▶ [TEXTO FUENTE]:
_ _ _
Marvin Harris, desde su concepto materialista de la Antropología, esta interrelación entre cocina (preparar los alimentos para ser engullidos), gastronomía (disfrutar de los alimentos que se comen), dietética y nutrición (tendencias científicas hacía una alimentación sana más que placentera), la plantea según la teoría de moda, según la cual los hábitos alimentarios son accidentes de la historia que expresan o transmiten mensajes derivados de valores fundamentalmente arbitrarios, o en la mayoría de los casos creencias religiosas inexplicables.
Martín Lutero, que no era antropólogo, desde su pragmatismo de eterno descontento, ya nos había dicho al hilo de lo que tratamos de exponer, que “la medicina hace enfermos, la matemática gente triste, y la teología gente pecadora”, y estas tres disciplinas en su particular cruzada, sea dicha la verdad, contra la alegría que al ser humano le reporta alimentase, no han hecho otra cosa que propiciar en estos tiempos el nacimiento de algo tan atroz como la Teología de la nutrición, disciplina en la que la ciencia exacta aplicada a la salud nos genera nuevos tabúes alimenticios y renovados sentimientos de culpa, pero, sobre todo, está propiciando que resurja cada vez con mayor fuerza un nuevo tipo de enfermos: los llamados ortoréxicos, es decir, aquellos que padecen la enfermedad de una desmedida preocupación por no contraer enfermedades derivadas de su forma de comer. A los ortoréxicos solemos verlos los viernes por la tarde o los sábados por la mañana comprando en los grandes hipermercados, ataviados con un chandal y zapatillas de deportes, y sobre todo deteniéndose sin prisa a leer la letra pequeña de las etiquetas de todo cuanto compran. Los países del Mediterráneo, hoy en día tampoco somos ajenos a esta manifestación cultural de la llamada teología de la nutrición, y es por ello por lo que la traigo a colación aquí como un referente tal vez exagerado en el que no debe caer la cocina tradicional mediterránea.
Para Marvín Harris, en la onda de la teoría de moda, la comida tiene que ver poco con la nutrición. A fin de cuentas, comemos lo que comemos no porque sea conveniente, ni porque sea bueno para nosotros, ni porque sea práctico, ni tampoco porque sepa bien. Cuando examinamos el vasto ámbito de los simbolismos y representaciones culturales que intervienen en los hábitos alimentarios humanos, hemos de aceptar el hecho de que, en su mayor parte, son verdaderamente difíciles de atribuir a nada que no sea una coherencia intrínseca que es fundamentalmente arbitraria. La comida, por así decirlo, debe alimentar la mente colectiva antes de poder pasar a un estómago vacío. En la medida en que sea posible explicar las preferencias y aversiones dietéticas, la explicación habremos de buscarla no en la índole de los productos alimenticios, sino más bien en la estructura de pensamientos subyacentes del pueblo del que se trate, en este caso el conjunto de pueblos que habitan las riberas del Mediterráneo.
_ _ _
▶ [INSTRUCCIONES DE TRABAJO]: Repite literalmente el fragmento del texto fuente sobre los hábitos alimentarios que va desde "Marvin Harris, desde" hasta "creencias religiosas inexplicables.". El material no hace falta para esta tarea.
_ _ _
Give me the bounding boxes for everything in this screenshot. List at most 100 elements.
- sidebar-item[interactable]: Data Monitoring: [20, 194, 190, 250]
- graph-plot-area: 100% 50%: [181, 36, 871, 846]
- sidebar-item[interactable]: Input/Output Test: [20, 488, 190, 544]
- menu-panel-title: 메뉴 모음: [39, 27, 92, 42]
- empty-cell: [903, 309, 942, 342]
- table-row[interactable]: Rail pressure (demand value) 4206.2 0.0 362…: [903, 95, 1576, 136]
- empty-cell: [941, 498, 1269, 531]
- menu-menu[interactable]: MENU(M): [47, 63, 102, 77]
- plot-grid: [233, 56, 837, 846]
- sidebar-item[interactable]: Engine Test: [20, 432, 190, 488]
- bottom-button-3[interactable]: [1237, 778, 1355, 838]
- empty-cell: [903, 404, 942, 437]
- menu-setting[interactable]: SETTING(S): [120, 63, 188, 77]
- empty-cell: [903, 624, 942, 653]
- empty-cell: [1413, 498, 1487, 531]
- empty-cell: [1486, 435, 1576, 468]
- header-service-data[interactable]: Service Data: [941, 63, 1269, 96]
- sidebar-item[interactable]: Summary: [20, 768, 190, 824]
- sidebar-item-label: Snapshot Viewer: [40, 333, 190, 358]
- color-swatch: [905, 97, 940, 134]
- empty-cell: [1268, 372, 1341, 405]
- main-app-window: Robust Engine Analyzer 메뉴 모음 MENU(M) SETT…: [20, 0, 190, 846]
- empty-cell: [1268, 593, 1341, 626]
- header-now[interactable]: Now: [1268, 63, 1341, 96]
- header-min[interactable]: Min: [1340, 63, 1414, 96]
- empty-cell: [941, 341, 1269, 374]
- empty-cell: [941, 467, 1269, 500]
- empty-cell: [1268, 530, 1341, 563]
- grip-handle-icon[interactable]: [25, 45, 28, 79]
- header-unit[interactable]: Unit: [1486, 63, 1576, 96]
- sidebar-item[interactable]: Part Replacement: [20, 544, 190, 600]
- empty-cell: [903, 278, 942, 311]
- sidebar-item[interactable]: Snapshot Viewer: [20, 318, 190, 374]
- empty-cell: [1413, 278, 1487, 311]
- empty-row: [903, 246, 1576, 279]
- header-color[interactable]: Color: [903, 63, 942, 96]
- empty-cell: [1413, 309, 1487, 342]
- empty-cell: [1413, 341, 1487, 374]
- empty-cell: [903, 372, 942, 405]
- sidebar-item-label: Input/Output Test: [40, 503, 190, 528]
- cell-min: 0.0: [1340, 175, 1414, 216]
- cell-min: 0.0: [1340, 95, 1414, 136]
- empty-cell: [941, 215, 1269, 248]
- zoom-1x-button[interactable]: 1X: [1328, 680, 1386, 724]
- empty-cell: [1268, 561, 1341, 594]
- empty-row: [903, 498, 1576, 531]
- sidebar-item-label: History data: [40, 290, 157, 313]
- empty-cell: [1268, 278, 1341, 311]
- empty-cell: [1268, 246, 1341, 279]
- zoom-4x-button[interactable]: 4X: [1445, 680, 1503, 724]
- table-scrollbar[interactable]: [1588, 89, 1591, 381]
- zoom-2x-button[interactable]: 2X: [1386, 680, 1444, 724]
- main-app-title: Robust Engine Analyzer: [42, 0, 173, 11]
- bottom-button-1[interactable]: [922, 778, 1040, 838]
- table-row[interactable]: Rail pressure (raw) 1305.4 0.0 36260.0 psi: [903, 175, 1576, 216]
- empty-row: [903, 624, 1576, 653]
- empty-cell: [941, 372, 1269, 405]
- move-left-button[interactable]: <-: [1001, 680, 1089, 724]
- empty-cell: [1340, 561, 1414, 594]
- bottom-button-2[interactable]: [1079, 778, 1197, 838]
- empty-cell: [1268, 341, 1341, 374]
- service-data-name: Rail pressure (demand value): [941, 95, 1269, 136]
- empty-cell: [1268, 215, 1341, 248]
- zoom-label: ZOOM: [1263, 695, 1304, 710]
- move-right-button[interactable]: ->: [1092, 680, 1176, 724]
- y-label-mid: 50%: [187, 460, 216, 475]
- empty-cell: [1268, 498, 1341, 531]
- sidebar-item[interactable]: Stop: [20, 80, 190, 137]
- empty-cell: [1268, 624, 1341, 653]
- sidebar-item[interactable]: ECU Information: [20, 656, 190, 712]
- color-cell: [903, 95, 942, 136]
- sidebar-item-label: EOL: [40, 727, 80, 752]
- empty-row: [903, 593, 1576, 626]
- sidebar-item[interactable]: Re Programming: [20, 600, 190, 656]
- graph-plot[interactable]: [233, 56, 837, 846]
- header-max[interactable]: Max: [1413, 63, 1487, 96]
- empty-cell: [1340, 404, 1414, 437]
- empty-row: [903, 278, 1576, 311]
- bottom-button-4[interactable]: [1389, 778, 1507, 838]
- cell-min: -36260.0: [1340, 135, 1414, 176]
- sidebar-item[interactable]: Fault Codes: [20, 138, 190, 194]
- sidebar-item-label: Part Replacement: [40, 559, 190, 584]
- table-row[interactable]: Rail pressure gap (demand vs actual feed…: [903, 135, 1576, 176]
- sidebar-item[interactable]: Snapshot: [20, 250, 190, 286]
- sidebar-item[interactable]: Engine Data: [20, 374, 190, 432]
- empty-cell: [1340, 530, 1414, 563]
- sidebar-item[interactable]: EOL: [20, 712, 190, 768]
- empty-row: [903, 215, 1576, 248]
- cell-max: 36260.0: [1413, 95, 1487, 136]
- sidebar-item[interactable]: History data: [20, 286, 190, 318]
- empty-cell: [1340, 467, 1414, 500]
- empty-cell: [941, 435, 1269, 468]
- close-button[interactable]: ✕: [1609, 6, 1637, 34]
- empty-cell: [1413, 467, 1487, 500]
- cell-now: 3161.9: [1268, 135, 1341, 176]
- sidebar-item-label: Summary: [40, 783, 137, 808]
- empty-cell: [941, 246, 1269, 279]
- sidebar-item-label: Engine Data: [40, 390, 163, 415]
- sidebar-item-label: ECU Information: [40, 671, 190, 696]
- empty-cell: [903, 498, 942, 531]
_ _ _
▶ [RESPUESTA]:
Marvin Harris, desde su concepto materialista de la Antropología, esta interrelación entre cocina (preparar los alimentos para ser engullidos), gastronomía (disfrutar de los alimentos que se comen), dietética y nutrición (tendencias científicas hacía una alimentación sana más que placentera), la plantea según la teoría de moda, según la cual los hábitos alimentarios son accidentes de la historia que expresan o transmiten mensajes derivados de valores fundamentalmente arbitrarios, o en la mayoría de los casos creencias religiosas inexplicables.